--- begin ---
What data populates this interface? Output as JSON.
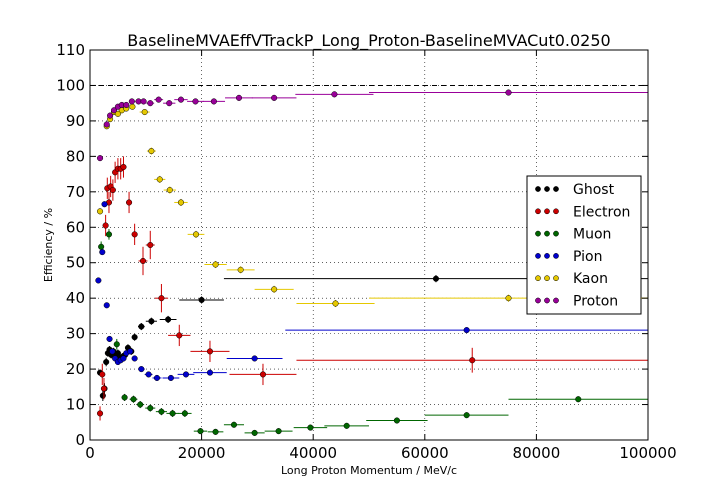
{
  "chart_data": {
    "type": "scatter",
    "title": "BaselineMVAEffVTrackP_Long_Proton-BaselineMVACut0.0250",
    "xlabel": "Long Proton Momentum / MeV/c",
    "ylabel": "Efficiency / %",
    "xlim": [
      0,
      100000
    ],
    "ylim": [
      0,
      110
    ],
    "xticks": [
      0,
      20000,
      40000,
      60000,
      80000,
      100000
    ],
    "yticks": [
      0,
      10,
      20,
      30,
      40,
      50,
      60,
      70,
      80,
      90,
      100,
      110
    ],
    "grid": true,
    "reference_line": 100,
    "legend_position": "right",
    "series": [
      {
        "name": "Ghost",
        "color": "#000000",
        "points": [
          {
            "x": 1800,
            "y": 19,
            "xerr": 300,
            "yerr": 0.8
          },
          {
            "x": 2300,
            "y": 12.5,
            "xerr": 200,
            "yerr": 1.5
          },
          {
            "x": 2600,
            "y": 14.5,
            "xerr": 200,
            "yerr": 1.5
          },
          {
            "x": 2900,
            "y": 22,
            "xerr": 200,
            "yerr": 1.2
          },
          {
            "x": 3200,
            "y": 24.5,
            "xerr": 200,
            "yerr": 1
          },
          {
            "x": 3500,
            "y": 25.5,
            "xerr": 200,
            "yerr": 1
          },
          {
            "x": 3800,
            "y": 24,
            "xerr": 200,
            "yerr": 1
          },
          {
            "x": 4200,
            "y": 25,
            "xerr": 200,
            "yerr": 1
          },
          {
            "x": 4600,
            "y": 24,
            "xerr": 200,
            "yerr": 1
          },
          {
            "x": 5000,
            "y": 24.5,
            "xerr": 200,
            "yerr": 1
          },
          {
            "x": 5400,
            "y": 23,
            "xerr": 200,
            "yerr": 1
          },
          {
            "x": 5800,
            "y": 23.5,
            "xerr": 200,
            "yerr": 1
          },
          {
            "x": 6300,
            "y": 24,
            "xerr": 250,
            "yerr": 1
          },
          {
            "x": 6800,
            "y": 26,
            "xerr": 250,
            "yerr": 1
          },
          {
            "x": 7400,
            "y": 25,
            "xerr": 300,
            "yerr": 1
          },
          {
            "x": 8000,
            "y": 29,
            "xerr": 400,
            "yerr": 1
          },
          {
            "x": 9200,
            "y": 32,
            "xerr": 600,
            "yerr": 1
          },
          {
            "x": 11000,
            "y": 33.5,
            "xerr": 1000,
            "yerr": 1
          },
          {
            "x": 14000,
            "y": 34,
            "xerr": 1500,
            "yerr": 1
          },
          {
            "x": 20000,
            "y": 39.5,
            "xerr": 4000,
            "yerr": 1
          },
          {
            "x": 62000,
            "y": 45.5,
            "xerr": 38000,
            "yerr": 1
          }
        ]
      },
      {
        "name": "Electron",
        "color": "#cc0000",
        "points": [
          {
            "x": 1800,
            "y": 7.5,
            "xerr": 300,
            "yerr": 2
          },
          {
            "x": 2200,
            "y": 18.5,
            "xerr": 200,
            "yerr": 3
          },
          {
            "x": 2500,
            "y": 14.5,
            "xerr": 200,
            "yerr": 3
          },
          {
            "x": 2800,
            "y": 60.5,
            "xerr": 200,
            "yerr": 3
          },
          {
            "x": 3100,
            "y": 71,
            "xerr": 200,
            "yerr": 3
          },
          {
            "x": 3400,
            "y": 67,
            "xerr": 200,
            "yerr": 3
          },
          {
            "x": 3700,
            "y": 71.5,
            "xerr": 200,
            "yerr": 3
          },
          {
            "x": 4100,
            "y": 70.5,
            "xerr": 200,
            "yerr": 3
          },
          {
            "x": 4500,
            "y": 75.5,
            "xerr": 200,
            "yerr": 3
          },
          {
            "x": 5000,
            "y": 76.5,
            "xerr": 250,
            "yerr": 3
          },
          {
            "x": 5500,
            "y": 76.5,
            "xerr": 250,
            "yerr": 3
          },
          {
            "x": 6000,
            "y": 77,
            "xerr": 250,
            "yerr": 3
          },
          {
            "x": 7000,
            "y": 67,
            "xerr": 500,
            "yerr": 3
          },
          {
            "x": 8000,
            "y": 58,
            "xerr": 500,
            "yerr": 3
          },
          {
            "x": 9500,
            "y": 50.5,
            "xerr": 800,
            "yerr": 4
          },
          {
            "x": 10800,
            "y": 55,
            "xerr": 800,
            "yerr": 4
          },
          {
            "x": 12800,
            "y": 40,
            "xerr": 1200,
            "yerr": 4
          },
          {
            "x": 16000,
            "y": 29.5,
            "xerr": 2000,
            "yerr": 3
          },
          {
            "x": 21500,
            "y": 25,
            "xerr": 3500,
            "yerr": 3
          },
          {
            "x": 31000,
            "y": 18.5,
            "xerr": 6000,
            "yerr": 3
          },
          {
            "x": 68500,
            "y": 22.5,
            "xerr": 31500,
            "yerr": 3.5
          }
        ]
      },
      {
        "name": "Muon",
        "color": "#006600",
        "points": [
          {
            "x": 2000,
            "y": 54.5,
            "xerr": 300,
            "yerr": 1.5
          },
          {
            "x": 3400,
            "y": 58,
            "xerr": 300,
            "yerr": 1.5
          },
          {
            "x": 4800,
            "y": 27,
            "xerr": 400,
            "yerr": 1.5
          },
          {
            "x": 6200,
            "y": 12,
            "xerr": 500,
            "yerr": 1
          },
          {
            "x": 7800,
            "y": 11.5,
            "xerr": 700,
            "yerr": 1
          },
          {
            "x": 9000,
            "y": 10,
            "xerr": 700,
            "yerr": 1
          },
          {
            "x": 10800,
            "y": 9,
            "xerr": 900,
            "yerr": 1
          },
          {
            "x": 12800,
            "y": 8,
            "xerr": 1000,
            "yerr": 1
          },
          {
            "x": 14800,
            "y": 7.5,
            "xerr": 1100,
            "yerr": 1
          },
          {
            "x": 17000,
            "y": 7.5,
            "xerr": 1200,
            "yerr": 1
          },
          {
            "x": 19800,
            "y": 2.5,
            "xerr": 1200,
            "yerr": 0.8
          },
          {
            "x": 22500,
            "y": 2.3,
            "xerr": 1400,
            "yerr": 0.8
          },
          {
            "x": 25800,
            "y": 4.3,
            "xerr": 1800,
            "yerr": 0.8
          },
          {
            "x": 29500,
            "y": 2,
            "xerr": 1800,
            "yerr": 0.8
          },
          {
            "x": 33800,
            "y": 2.5,
            "xerr": 2500,
            "yerr": 0.8
          },
          {
            "x": 39500,
            "y": 3.5,
            "xerr": 3000,
            "yerr": 0.8
          },
          {
            "x": 46000,
            "y": 4,
            "xerr": 4000,
            "yerr": 0.8
          },
          {
            "x": 55000,
            "y": 5.5,
            "xerr": 5500,
            "yerr": 0.8
          },
          {
            "x": 67500,
            "y": 7,
            "xerr": 7500,
            "yerr": 0.8
          },
          {
            "x": 87500,
            "y": 11.5,
            "xerr": 12500,
            "yerr": 0.8
          }
        ]
      },
      {
        "name": "Pion",
        "color": "#0000cc",
        "points": [
          {
            "x": 1500,
            "y": 45,
            "xerr": 200,
            "yerr": 0.5
          },
          {
            "x": 2200,
            "y": 53,
            "xerr": 200,
            "yerr": 0.5
          },
          {
            "x": 2600,
            "y": 66.5,
            "xerr": 200,
            "yerr": 0.5
          },
          {
            "x": 3000,
            "y": 38,
            "xerr": 200,
            "yerr": 0.5
          },
          {
            "x": 3500,
            "y": 28.5,
            "xerr": 200,
            "yerr": 0.5
          },
          {
            "x": 4000,
            "y": 25,
            "xerr": 200,
            "yerr": 0.5
          },
          {
            "x": 4500,
            "y": 23,
            "xerr": 200,
            "yerr": 0.5
          },
          {
            "x": 5000,
            "y": 22,
            "xerr": 200,
            "yerr": 0.5
          },
          {
            "x": 5500,
            "y": 22.5,
            "xerr": 200,
            "yerr": 0.5
          },
          {
            "x": 6000,
            "y": 23,
            "xerr": 250,
            "yerr": 0.5
          },
          {
            "x": 6500,
            "y": 24.5,
            "xerr": 250,
            "yerr": 0.5
          },
          {
            "x": 7200,
            "y": 25,
            "xerr": 300,
            "yerr": 0.5
          },
          {
            "x": 8000,
            "y": 23,
            "xerr": 400,
            "yerr": 0.5
          },
          {
            "x": 9200,
            "y": 20,
            "xerr": 600,
            "yerr": 0.5
          },
          {
            "x": 10500,
            "y": 18.5,
            "xerr": 700,
            "yerr": 0.5
          },
          {
            "x": 12000,
            "y": 17.5,
            "xerr": 800,
            "yerr": 0.5
          },
          {
            "x": 14500,
            "y": 17.5,
            "xerr": 1500,
            "yerr": 0.5
          },
          {
            "x": 17200,
            "y": 18.5,
            "xerr": 1500,
            "yerr": 0.5
          },
          {
            "x": 21500,
            "y": 19,
            "xerr": 3000,
            "yerr": 0.5
          },
          {
            "x": 29500,
            "y": 23,
            "xerr": 5000,
            "yerr": 0.5
          },
          {
            "x": 67500,
            "y": 31,
            "xerr": 32500,
            "yerr": 0.5
          }
        ]
      },
      {
        "name": "Kaon",
        "color": "#e5c800",
        "points": [
          {
            "x": 1800,
            "y": 64.5,
            "xerr": 300,
            "yerr": 0.8
          },
          {
            "x": 3000,
            "y": 88.5,
            "xerr": 300,
            "yerr": 0.8
          },
          {
            "x": 3600,
            "y": 90.5,
            "xerr": 300,
            "yerr": 0.8
          },
          {
            "x": 4300,
            "y": 92.5,
            "xerr": 300,
            "yerr": 0.8
          },
          {
            "x": 5000,
            "y": 92,
            "xerr": 300,
            "yerr": 0.8
          },
          {
            "x": 5700,
            "y": 93,
            "xerr": 300,
            "yerr": 0.8
          },
          {
            "x": 6500,
            "y": 93.5,
            "xerr": 400,
            "yerr": 0.8
          },
          {
            "x": 7600,
            "y": 94,
            "xerr": 500,
            "yerr": 0.8
          },
          {
            "x": 9800,
            "y": 92.5,
            "xerr": 900,
            "yerr": 0.8
          },
          {
            "x": 11000,
            "y": 81.5,
            "xerr": 800,
            "yerr": 1
          },
          {
            "x": 12500,
            "y": 73.5,
            "xerr": 1000,
            "yerr": 1
          },
          {
            "x": 14300,
            "y": 70.5,
            "xerr": 1100,
            "yerr": 1
          },
          {
            "x": 16300,
            "y": 67,
            "xerr": 1200,
            "yerr": 1
          },
          {
            "x": 19000,
            "y": 58,
            "xerr": 1500,
            "yerr": 1
          },
          {
            "x": 22500,
            "y": 49.5,
            "xerr": 2000,
            "yerr": 1
          },
          {
            "x": 27000,
            "y": 48,
            "xerr": 2500,
            "yerr": 1
          },
          {
            "x": 33000,
            "y": 42.5,
            "xerr": 3500,
            "yerr": 1
          },
          {
            "x": 44000,
            "y": 38.5,
            "xerr": 7000,
            "yerr": 1
          },
          {
            "x": 75000,
            "y": 40,
            "xerr": 25000,
            "yerr": 1
          }
        ]
      },
      {
        "name": "Proton",
        "color": "#990099",
        "points": [
          {
            "x": 1800,
            "y": 79.5,
            "xerr": 300,
            "yerr": 0.8
          },
          {
            "x": 3000,
            "y": 89,
            "xerr": 300,
            "yerr": 0.8
          },
          {
            "x": 3600,
            "y": 91.5,
            "xerr": 300,
            "yerr": 0.8
          },
          {
            "x": 4300,
            "y": 93,
            "xerr": 300,
            "yerr": 0.8
          },
          {
            "x": 5000,
            "y": 94,
            "xerr": 300,
            "yerr": 0.8
          },
          {
            "x": 5700,
            "y": 94.5,
            "xerr": 300,
            "yerr": 0.8
          },
          {
            "x": 6500,
            "y": 94.5,
            "xerr": 400,
            "yerr": 0.8
          },
          {
            "x": 7500,
            "y": 95.5,
            "xerr": 500,
            "yerr": 0.8
          },
          {
            "x": 8700,
            "y": 95.5,
            "xerr": 600,
            "yerr": 0.8
          },
          {
            "x": 9600,
            "y": 95.5,
            "xerr": 500,
            "yerr": 0.8
          },
          {
            "x": 10800,
            "y": 95,
            "xerr": 700,
            "yerr": 0.8
          },
          {
            "x": 12300,
            "y": 96,
            "xerr": 800,
            "yerr": 0.8
          },
          {
            "x": 14200,
            "y": 95,
            "xerr": 1100,
            "yerr": 0.8
          },
          {
            "x": 16300,
            "y": 96,
            "xerr": 1200,
            "yerr": 0.8
          },
          {
            "x": 18900,
            "y": 95.5,
            "xerr": 1500,
            "yerr": 0.8
          },
          {
            "x": 22200,
            "y": 95.5,
            "xerr": 2000,
            "yerr": 0.8
          },
          {
            "x": 26700,
            "y": 96.5,
            "xerr": 2500,
            "yerr": 0.8
          },
          {
            "x": 33000,
            "y": 96.5,
            "xerr": 4000,
            "yerr": 0.8
          },
          {
            "x": 43800,
            "y": 97.5,
            "xerr": 7000,
            "yerr": 0.8
          },
          {
            "x": 75000,
            "y": 98,
            "xerr": 25000,
            "yerr": 0.8
          }
        ]
      }
    ]
  }
}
--- end ---
WHAT THE TASK ASKS:
Whenever "name" turns up in a line, pick that line out.

THE OUTPUT:
        "name": "Ghost",
        "name": "Electron",
        "name": "Muon",
        "name": "Pion",
        "name": "Kaon",
        "name": "Proton",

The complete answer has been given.